==== Data to process

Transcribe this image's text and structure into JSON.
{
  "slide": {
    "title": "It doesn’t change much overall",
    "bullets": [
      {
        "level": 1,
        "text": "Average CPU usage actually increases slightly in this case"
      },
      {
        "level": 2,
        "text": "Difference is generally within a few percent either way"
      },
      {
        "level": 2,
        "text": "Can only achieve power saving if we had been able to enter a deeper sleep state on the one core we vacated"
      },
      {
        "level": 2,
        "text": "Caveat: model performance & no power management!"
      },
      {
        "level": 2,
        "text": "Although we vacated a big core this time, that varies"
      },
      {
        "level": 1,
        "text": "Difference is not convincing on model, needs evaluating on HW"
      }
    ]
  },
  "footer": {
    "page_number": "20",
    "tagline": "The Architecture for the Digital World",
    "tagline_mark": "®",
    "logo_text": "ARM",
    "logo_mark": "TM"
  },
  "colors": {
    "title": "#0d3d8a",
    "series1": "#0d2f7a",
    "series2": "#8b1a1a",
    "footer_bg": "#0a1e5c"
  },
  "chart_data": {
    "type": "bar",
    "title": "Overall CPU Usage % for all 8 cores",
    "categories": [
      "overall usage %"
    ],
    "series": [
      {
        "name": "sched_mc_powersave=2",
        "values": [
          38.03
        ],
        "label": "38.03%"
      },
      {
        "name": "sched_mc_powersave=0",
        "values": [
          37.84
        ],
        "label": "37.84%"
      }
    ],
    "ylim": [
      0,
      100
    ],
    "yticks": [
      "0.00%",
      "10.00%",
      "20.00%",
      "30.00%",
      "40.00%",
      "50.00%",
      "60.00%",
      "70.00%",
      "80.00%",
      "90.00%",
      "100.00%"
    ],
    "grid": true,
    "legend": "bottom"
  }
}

========

#### What the task requires
Repeat back the data above, exact to the last character.

#### Correct result
Transcribe this image's text and structure into JSON.
{
  "slide": {
    "title": "It doesn’t change much overall",
    "bullets": [
      {
        "level": 1,
        "text": "Average CPU usage actually increases slightly in this case"
      },
      {
        "level": 2,
        "text": "Difference is generally within a few percent either way"
      },
      {
        "level": 2,
        "text": "Can only achieve power saving if we had been able to enter a deeper sleep state on the one core we vacated"
      },
      {
        "level": 2,
        "text": "Caveat: model performance & no power management!"
      },
      {
        "level": 2,
        "text": "Although we vacated a big core this time, that varies"
      },
      {
        "level": 1,
        "text": "Difference is not convincing on model, needs evaluating on HW"
      }
    ]
  },
  "footer": {
    "page_number": "20",
    "tagline": "The Architecture for the Digital World",
    "tagline_mark": "®",
    "logo_text": "ARM",
    "logo_mark": "TM"
  },
  "colors": {
    "title": "#0d3d8a",
    "series1": "#0d2f7a",
    "series2": "#8b1a1a",
    "footer_bg": "#0a1e5c"
  },
  "chart_data": {
    "type": "bar",
    "title": "Overall CPU Usage % for all 8 cores",
    "categories": [
      "overall usage %"
    ],
    "series": [
      {
        "name": "sched_mc_powersave=2",
        "values": [
          38.03
        ],
        "label": "38.03%"
      },
      {
        "name": "sched_mc_powersave=0",
        "values": [
          37.84
        ],
        "label": "37.84%"
      }
    ],
    "ylim": [
      0,
      100
    ],
    "yticks": [
      "0.00%",
      "10.00%",
      "20.00%",
      "30.00%",
      "40.00%",
      "50.00%",
      "60.00%",
      "70.00%",
      "80.00%",
      "90.00%",
      "100.00%"
    ],
    "grid": true,
    "legend": "bottom"
  }
}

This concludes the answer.